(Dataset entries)
╔══

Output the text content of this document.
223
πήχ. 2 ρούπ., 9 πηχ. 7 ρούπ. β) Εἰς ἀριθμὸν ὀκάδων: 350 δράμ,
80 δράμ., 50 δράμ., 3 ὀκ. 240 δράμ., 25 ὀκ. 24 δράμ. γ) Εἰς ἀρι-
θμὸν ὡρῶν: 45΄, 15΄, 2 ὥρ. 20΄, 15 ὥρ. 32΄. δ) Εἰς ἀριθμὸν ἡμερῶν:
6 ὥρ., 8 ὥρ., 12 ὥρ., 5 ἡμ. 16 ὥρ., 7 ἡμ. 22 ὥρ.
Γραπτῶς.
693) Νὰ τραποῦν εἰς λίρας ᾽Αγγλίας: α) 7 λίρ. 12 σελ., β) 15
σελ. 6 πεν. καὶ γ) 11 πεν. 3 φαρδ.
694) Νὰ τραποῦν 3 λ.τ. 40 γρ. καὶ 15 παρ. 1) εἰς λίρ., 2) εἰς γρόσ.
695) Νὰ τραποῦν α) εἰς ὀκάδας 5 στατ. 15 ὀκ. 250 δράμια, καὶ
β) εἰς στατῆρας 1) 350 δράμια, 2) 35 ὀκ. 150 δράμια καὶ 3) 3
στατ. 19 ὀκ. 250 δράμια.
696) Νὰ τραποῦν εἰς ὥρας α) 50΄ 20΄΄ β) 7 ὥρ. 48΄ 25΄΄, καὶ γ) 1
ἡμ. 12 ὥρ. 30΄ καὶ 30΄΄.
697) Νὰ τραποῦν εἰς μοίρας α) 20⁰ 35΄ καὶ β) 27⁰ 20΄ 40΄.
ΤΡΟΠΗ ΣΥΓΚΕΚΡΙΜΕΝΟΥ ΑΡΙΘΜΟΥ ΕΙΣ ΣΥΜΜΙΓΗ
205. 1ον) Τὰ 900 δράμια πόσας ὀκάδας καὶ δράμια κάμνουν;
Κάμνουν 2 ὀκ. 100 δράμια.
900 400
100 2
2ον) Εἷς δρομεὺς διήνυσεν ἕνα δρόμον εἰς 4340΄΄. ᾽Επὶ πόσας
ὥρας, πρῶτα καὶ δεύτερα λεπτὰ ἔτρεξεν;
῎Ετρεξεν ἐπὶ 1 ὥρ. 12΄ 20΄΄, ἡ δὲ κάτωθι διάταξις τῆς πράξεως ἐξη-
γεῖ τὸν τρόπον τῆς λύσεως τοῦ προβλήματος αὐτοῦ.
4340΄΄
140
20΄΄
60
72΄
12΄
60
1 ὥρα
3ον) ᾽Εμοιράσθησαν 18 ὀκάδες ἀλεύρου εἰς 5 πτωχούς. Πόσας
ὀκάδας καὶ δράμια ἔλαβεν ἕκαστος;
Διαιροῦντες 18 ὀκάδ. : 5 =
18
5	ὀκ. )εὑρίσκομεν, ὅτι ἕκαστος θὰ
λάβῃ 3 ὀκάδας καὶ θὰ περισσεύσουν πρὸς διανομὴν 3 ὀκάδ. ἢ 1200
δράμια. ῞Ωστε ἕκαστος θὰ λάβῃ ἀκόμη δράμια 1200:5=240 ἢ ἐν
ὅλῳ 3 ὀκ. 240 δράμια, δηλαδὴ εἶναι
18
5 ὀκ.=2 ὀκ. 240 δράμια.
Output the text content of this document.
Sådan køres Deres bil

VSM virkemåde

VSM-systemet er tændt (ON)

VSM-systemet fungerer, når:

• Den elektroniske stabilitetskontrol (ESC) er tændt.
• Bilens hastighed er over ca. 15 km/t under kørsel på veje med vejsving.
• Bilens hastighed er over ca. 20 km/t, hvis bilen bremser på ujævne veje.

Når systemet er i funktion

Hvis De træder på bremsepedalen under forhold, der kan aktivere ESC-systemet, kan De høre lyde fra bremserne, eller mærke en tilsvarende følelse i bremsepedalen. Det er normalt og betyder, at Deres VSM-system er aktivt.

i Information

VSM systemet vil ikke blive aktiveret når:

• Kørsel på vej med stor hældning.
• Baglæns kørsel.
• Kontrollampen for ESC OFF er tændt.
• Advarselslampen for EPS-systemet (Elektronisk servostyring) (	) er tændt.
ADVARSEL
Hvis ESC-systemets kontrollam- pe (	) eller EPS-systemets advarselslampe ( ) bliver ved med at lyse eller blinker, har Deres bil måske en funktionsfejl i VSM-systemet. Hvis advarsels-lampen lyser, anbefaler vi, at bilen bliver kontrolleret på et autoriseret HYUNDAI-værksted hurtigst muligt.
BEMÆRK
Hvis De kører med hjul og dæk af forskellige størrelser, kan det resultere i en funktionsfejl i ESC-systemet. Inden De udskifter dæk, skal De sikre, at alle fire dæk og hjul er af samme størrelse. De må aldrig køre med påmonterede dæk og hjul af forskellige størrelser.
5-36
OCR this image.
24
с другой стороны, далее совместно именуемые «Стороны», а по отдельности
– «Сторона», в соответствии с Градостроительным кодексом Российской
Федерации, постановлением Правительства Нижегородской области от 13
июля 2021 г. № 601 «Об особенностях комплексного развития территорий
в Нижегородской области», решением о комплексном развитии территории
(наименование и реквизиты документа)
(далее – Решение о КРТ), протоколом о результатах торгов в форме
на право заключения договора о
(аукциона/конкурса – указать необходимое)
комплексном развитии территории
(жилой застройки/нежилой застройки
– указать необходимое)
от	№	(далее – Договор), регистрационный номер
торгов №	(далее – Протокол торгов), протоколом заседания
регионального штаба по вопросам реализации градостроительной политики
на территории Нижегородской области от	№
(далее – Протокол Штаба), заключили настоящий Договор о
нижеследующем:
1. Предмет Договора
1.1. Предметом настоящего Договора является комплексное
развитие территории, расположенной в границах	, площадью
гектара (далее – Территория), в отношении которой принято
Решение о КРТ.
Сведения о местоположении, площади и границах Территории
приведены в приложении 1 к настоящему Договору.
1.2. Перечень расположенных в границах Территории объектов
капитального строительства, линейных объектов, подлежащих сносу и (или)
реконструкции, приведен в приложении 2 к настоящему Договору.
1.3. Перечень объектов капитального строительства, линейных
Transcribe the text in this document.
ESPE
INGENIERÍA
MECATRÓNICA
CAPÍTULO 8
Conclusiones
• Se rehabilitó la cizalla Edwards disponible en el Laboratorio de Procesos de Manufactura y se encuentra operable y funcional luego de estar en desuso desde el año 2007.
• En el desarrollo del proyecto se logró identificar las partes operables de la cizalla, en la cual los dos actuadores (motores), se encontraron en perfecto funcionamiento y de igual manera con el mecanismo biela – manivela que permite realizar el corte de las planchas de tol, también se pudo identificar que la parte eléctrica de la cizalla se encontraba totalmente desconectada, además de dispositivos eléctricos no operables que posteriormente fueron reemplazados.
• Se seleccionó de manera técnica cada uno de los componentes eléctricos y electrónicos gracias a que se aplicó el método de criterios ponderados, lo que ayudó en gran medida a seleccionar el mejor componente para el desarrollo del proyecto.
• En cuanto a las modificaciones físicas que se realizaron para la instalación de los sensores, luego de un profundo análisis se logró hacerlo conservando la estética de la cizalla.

╚══

**What this task involves:** All of the entries above need to be reproduced exactly.

**Task result:**
Output the text content of this document.
223
πήχ. 2 ρούπ., 9 πηχ. 7 ρούπ. β) Εἰς ἀριθμὸν ὀκάδων: 350 δράμ,
80 δράμ., 50 δράμ., 3 ὀκ. 240 δράμ., 25 ὀκ. 24 δράμ. γ) Εἰς ἀρι-
θμὸν ὡρῶν: 45΄, 15΄, 2 ὥρ. 20΄, 15 ὥρ. 32΄. δ) Εἰς ἀριθμὸν ἡμερῶν:
6 ὥρ., 8 ὥρ., 12 ὥρ., 5 ἡμ. 16 ὥρ., 7 ἡμ. 22 ὥρ.
Γραπτῶς.
693) Νὰ τραποῦν εἰς λίρας ᾽Αγγλίας: α) 7 λίρ. 12 σελ., β) 15
σελ. 6 πεν. καὶ γ) 11 πεν. 3 φαρδ.
694) Νὰ τραποῦν 3 λ.τ. 40 γρ. καὶ 15 παρ. 1) εἰς λίρ., 2) εἰς γρόσ.
695) Νὰ τραποῦν α) εἰς ὀκάδας 5 στατ. 15 ὀκ. 250 δράμια, καὶ
β) εἰς στατῆρας 1) 350 δράμια, 2) 35 ὀκ. 150 δράμια καὶ 3) 3
στατ. 19 ὀκ. 250 δράμια.
696) Νὰ τραποῦν εἰς ὥρας α) 50΄ 20΄΄ β) 7 ὥρ. 48΄ 25΄΄, καὶ γ) 1
ἡμ. 12 ὥρ. 30΄ καὶ 30΄΄.
697) Νὰ τραποῦν εἰς μοίρας α) 20⁰ 35΄ καὶ β) 27⁰ 20΄ 40΄.
ΤΡΟΠΗ ΣΥΓΚΕΚΡΙΜΕΝΟΥ ΑΡΙΘΜΟΥ ΕΙΣ ΣΥΜΜΙΓΗ
205. 1ον) Τὰ 900 δράμια πόσας ὀκάδας καὶ δράμια κάμνουν;
Κάμνουν 2 ὀκ. 100 δράμια.
900 400
100 2
2ον) Εἷς δρομεὺς διήνυσεν ἕνα δρόμον εἰς 4340΄΄. ᾽Επὶ πόσας
ὥρας, πρῶτα καὶ δεύτερα λεπτὰ ἔτρεξεν;
῎Ετρεξεν ἐπὶ 1 ὥρ. 12΄ 20΄΄, ἡ δὲ κάτωθι διάταξις τῆς πράξεως ἐξη-
γεῖ τὸν τρόπον τῆς λύσεως τοῦ προβλήματος αὐτοῦ.
4340΄΄
140
20΄΄
60
72΄
12΄
60
1 ὥρα
3ον) ᾽Εμοιράσθησαν 18 ὀκάδες ἀλεύρου εἰς 5 πτωχούς. Πόσας
ὀκάδας καὶ δράμια ἔλαβεν ἕκαστος;
Διαιροῦντες 18 ὀκάδ. : 5 =
18
5	ὀκ. )εὑρίσκομεν, ὅτι ἕκαστος θὰ
λάβῃ 3 ὀκάδας καὶ θὰ περισσεύσουν πρὸς διανομὴν 3 ὀκάδ. ἢ 1200
δράμια. ῞Ωστε ἕκαστος θὰ λάβῃ ἀκόμη δράμια 1200:5=240 ἢ ἐν
ὅλῳ 3 ὀκ. 240 δράμια, δηλαδὴ εἶναι
18
5 ὀκ.=2 ὀκ. 240 δράμια.
Output the text content of this document.
Sådan køres Deres bil

VSM virkemåde

VSM-systemet er tændt (ON)

VSM-systemet fungerer, når:

• Den elektroniske stabilitetskontrol (ESC) er tændt.
• Bilens hastighed er over ca. 15 km/t under kørsel på veje med vejsving.
• Bilens hastighed er over ca. 20 km/t, hvis bilen bremser på ujævne veje.

Når systemet er i funktion

Hvis De træder på bremsepedalen under forhold, der kan aktivere ESC-systemet, kan De høre lyde fra bremserne, eller mærke en tilsvarende følelse i bremsepedalen. Det er normalt og betyder, at Deres VSM-system er aktivt.

i Information

VSM systemet vil ikke blive aktiveret når:

• Kørsel på vej med stor hældning.
• Baglæns kørsel.
• Kontrollampen for ESC OFF er tændt.
• Advarselslampen for EPS-systemet (Elektronisk servostyring) (	) er tændt.
ADVARSEL
Hvis ESC-systemets kontrollam- pe (	) eller EPS-systemets advarselslampe ( ) bliver ved med at lyse eller blinker, har Deres bil måske en funktionsfejl i VSM-systemet. Hvis advarsels-lampen lyser, anbefaler vi, at bilen bliver kontrolleret på et autoriseret HYUNDAI-værksted hurtigst muligt.
BEMÆRK
Hvis De kører med hjul og dæk af forskellige størrelser, kan det resultere i en funktionsfejl i ESC-systemet. Inden De udskifter dæk, skal De sikre, at alle fire dæk og hjul er af samme størrelse. De må aldrig køre med påmonterede dæk og hjul af forskellige størrelser.
5-36
OCR this image.
24
с другой стороны, далее совместно именуемые «Стороны», а по отдельности
– «Сторона», в соответствии с Градостроительным кодексом Российской
Федерации, постановлением Правительства Нижегородской области от 13
июля 2021 г. № 601 «Об особенностях комплексного развития территорий
в Нижегородской области», решением о комплексном развитии территории
(наименование и реквизиты документа)
(далее – Решение о КРТ), протоколом о результатах торгов в форме
на право заключения договора о
(аукциона/конкурса – указать необходимое)
комплексном развитии территории
(жилой застройки/нежилой застройки
– указать необходимое)
от	№	(далее – Договор), регистрационный номер
торгов №	(далее – Протокол торгов), протоколом заседания
регионального штаба по вопросам реализации градостроительной политики
на территории Нижегородской области от	№
(далее – Протокол Штаба), заключили настоящий Договор о
нижеследующем:
1. Предмет Договора
1.1. Предметом настоящего Договора является комплексное
развитие территории, расположенной в границах	, площадью
гектара (далее – Территория), в отношении которой принято
Решение о КРТ.
Сведения о местоположении, площади и границах Территории
приведены в приложении 1 к настоящему Договору.
1.2. Перечень расположенных в границах Территории объектов
капитального строительства, линейных объектов, подлежащих сносу и (или)
реконструкции, приведен в приложении 2 к настоящему Договору.
1.3. Перечень объектов капитального строительства, линейных
Transcribe the text in this document.
ESPE
INGENIERÍA
MECATRÓNICA
CAPÍTULO 8
Conclusiones
• Se rehabilitó la cizalla Edwards disponible en el Laboratorio de Procesos de Manufactura y se encuentra operable y funcional luego de estar en desuso desde el año 2007.
• En el desarrollo del proyecto se logró identificar las partes operables de la cizalla, en la cual los dos actuadores (motores), se encontraron en perfecto funcionamiento y de igual manera con el mecanismo biela – manivela que permite realizar el corte de las planchas de tol, también se pudo identificar que la parte eléctrica de la cizalla se encontraba totalmente desconectada, además de dispositivos eléctricos no operables que posteriormente fueron reemplazados.
• Se seleccionó de manera técnica cada uno de los componentes eléctricos y electrónicos gracias a que se aplicó el método de criterios ponderados, lo que ayudó en gran medida a seleccionar el mejor componente para el desarrollo del proyecto.
• En cuanto a las modificaciones físicas que se realizaron para la instalación de los sensores, luego de un profundo análisis se logró hacerlo conservando la estética de la cizalla.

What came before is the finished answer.